____ RECORDS FOR THIS TASK

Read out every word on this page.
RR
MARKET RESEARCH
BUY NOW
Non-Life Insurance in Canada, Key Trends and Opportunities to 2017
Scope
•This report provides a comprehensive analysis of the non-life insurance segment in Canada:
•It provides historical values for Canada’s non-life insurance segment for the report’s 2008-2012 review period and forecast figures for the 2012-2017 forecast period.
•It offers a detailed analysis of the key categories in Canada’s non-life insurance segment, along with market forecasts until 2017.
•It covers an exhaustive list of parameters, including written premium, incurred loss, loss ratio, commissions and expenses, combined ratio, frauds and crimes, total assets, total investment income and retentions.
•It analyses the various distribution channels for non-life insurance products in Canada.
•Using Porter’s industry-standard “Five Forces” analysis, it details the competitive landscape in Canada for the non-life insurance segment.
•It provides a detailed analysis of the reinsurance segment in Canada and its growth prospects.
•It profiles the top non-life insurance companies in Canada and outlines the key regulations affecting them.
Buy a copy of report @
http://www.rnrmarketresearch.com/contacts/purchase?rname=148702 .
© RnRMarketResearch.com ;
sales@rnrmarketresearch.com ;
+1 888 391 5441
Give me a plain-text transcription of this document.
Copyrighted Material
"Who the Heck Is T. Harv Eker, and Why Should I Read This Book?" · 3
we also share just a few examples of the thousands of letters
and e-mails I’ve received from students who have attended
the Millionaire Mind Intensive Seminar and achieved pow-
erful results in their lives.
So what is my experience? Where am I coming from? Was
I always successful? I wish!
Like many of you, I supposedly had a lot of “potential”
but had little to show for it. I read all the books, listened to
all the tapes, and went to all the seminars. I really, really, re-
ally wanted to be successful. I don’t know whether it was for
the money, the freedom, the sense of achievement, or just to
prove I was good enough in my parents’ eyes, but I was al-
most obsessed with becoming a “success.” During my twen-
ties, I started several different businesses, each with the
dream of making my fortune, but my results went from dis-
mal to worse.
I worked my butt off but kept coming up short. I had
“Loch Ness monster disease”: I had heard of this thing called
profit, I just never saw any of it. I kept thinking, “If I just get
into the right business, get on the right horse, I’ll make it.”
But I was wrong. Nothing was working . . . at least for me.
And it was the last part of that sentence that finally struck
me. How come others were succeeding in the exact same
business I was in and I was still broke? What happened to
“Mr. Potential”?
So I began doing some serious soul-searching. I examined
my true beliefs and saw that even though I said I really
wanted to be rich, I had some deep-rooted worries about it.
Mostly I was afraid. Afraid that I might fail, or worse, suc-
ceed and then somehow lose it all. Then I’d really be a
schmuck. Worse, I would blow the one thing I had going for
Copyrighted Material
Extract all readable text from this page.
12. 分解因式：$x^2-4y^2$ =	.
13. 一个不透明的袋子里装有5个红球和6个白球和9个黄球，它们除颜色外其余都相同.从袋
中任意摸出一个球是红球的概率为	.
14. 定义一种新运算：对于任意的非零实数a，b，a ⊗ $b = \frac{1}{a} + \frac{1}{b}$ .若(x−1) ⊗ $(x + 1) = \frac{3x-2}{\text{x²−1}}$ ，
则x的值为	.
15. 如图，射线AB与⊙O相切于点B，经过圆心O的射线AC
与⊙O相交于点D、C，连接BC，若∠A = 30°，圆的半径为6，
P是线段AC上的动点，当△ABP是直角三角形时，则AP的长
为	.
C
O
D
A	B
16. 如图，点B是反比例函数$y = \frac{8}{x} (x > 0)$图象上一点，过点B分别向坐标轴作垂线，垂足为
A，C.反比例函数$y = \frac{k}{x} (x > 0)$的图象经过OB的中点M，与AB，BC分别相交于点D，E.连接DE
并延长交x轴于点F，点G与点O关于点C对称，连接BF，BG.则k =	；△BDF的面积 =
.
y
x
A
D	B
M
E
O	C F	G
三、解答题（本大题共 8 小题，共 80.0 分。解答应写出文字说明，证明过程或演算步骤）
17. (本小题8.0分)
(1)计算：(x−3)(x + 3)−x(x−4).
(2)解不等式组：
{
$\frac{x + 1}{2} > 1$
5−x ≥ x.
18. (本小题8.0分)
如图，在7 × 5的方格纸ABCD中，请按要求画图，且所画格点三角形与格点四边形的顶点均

________

> _GIVEN REQUEST_: All of the material must be reproduced exactly.

> _RESPONSE FOR THIS EXERCISE_:
Read out every word on this page.
RR
MARKET RESEARCH
BUY NOW
Non-Life Insurance in Canada, Key Trends and Opportunities to 2017
Scope
•This report provides a comprehensive analysis of the non-life insurance segment in Canada:
•It provides historical values for Canada’s non-life insurance segment for the report’s 2008-2012 review period and forecast figures for the 2012-2017 forecast period.
•It offers a detailed analysis of the key categories in Canada’s non-life insurance segment, along with market forecasts until 2017.
•It covers an exhaustive list of parameters, including written premium, incurred loss, loss ratio, commissions and expenses, combined ratio, frauds and crimes, total assets, total investment income and retentions.
•It analyses the various distribution channels for non-life insurance products in Canada.
•Using Porter’s industry-standard “Five Forces” analysis, it details the competitive landscape in Canada for the non-life insurance segment.
•It provides a detailed analysis of the reinsurance segment in Canada and its growth prospects.
•It profiles the top non-life insurance companies in Canada and outlines the key regulations affecting them.
Buy a copy of report @
http://www.rnrmarketresearch.com/contacts/purchase?rname=148702 .
© RnRMarketResearch.com ;
sales@rnrmarketresearch.com ;
+1 888 391 5441
Give me a plain-text transcription of this document.
Copyrighted Material
"Who the Heck Is T. Harv Eker, and Why Should I Read This Book?" · 3
we also share just a few examples of the thousands of letters
and e-mails I’ve received from students who have attended
the Millionaire Mind Intensive Seminar and achieved pow-
erful results in their lives.
So what is my experience? Where am I coming from? Was
I always successful? I wish!
Like many of you, I supposedly had a lot of “potential”
but had little to show for it. I read all the books, listened to
all the tapes, and went to all the seminars. I really, really, re-
ally wanted to be successful. I don’t know whether it was for
the money, the freedom, the sense of achievement, or just to
prove I was good enough in my parents’ eyes, but I was al-
most obsessed with becoming a “success.” During my twen-
ties, I started several different businesses, each with the
dream of making my fortune, but my results went from dis-
mal to worse.
I worked my butt off but kept coming up short. I had
“Loch Ness monster disease”: I had heard of this thing called
profit, I just never saw any of it. I kept thinking, “If I just get
into the right business, get on the right horse, I’ll make it.”
But I was wrong. Nothing was working . . . at least for me.
And it was the last part of that sentence that finally struck
me. How come others were succeeding in the exact same
business I was in and I was still broke? What happened to
“Mr. Potential”?
So I began doing some serious soul-searching. I examined
my true beliefs and saw that even though I said I really
wanted to be rich, I had some deep-rooted worries about it.
Mostly I was afraid. Afraid that I might fail, or worse, suc-
ceed and then somehow lose it all. Then I’d really be a
schmuck. Worse, I would blow the one thing I had going for
Copyrighted Material
Extract all readable text from this page.
12. 分解因式：$x^2-4y^2$ =	.
13. 一个不透明的袋子里装有5个红球和6个白球和9个黄球，它们除颜色外其余都相同.从袋
中任意摸出一个球是红球的概率为	.
14. 定义一种新运算：对于任意的非零实数a，b，a ⊗ $b = \frac{1}{a} + \frac{1}{b}$ .若(x−1) ⊗ $(x + 1) = \frac{3x-2}{\text{x²−1}}$ ，
则x的值为	.
15. 如图，射线AB与⊙O相切于点B，经过圆心O的射线AC
与⊙O相交于点D、C，连接BC，若∠A = 30°，圆的半径为6，
P是线段AC上的动点，当△ABP是直角三角形时，则AP的长
为	.
C
O
D
A	B
16. 如图，点B是反比例函数$y = \frac{8}{x} (x > 0)$图象上一点，过点B分别向坐标轴作垂线，垂足为
A，C.反比例函数$y = \frac{k}{x} (x > 0)$的图象经过OB的中点M，与AB，BC分别相交于点D，E.连接DE
并延长交x轴于点F，点G与点O关于点C对称，连接BF，BG.则k =	；△BDF的面积 =
.
y
x
A
D	B
M
E
O	C F	G
三、解答题（本大题共 8 小题，共 80.0 分。解答应写出文字说明，证明过程或演算步骤）
17. (本小题8.0分)
(1)计算：(x−3)(x + 3)−x(x−4).
(2)解不等式组：
{
$\frac{x + 1}{2} > 1$
5−x ≥ x.
18. (本小题8.0分)
如图，在7 × 5的方格纸ABCD中，请按要求画图，且所画格点三角形与格点四边形的顶点均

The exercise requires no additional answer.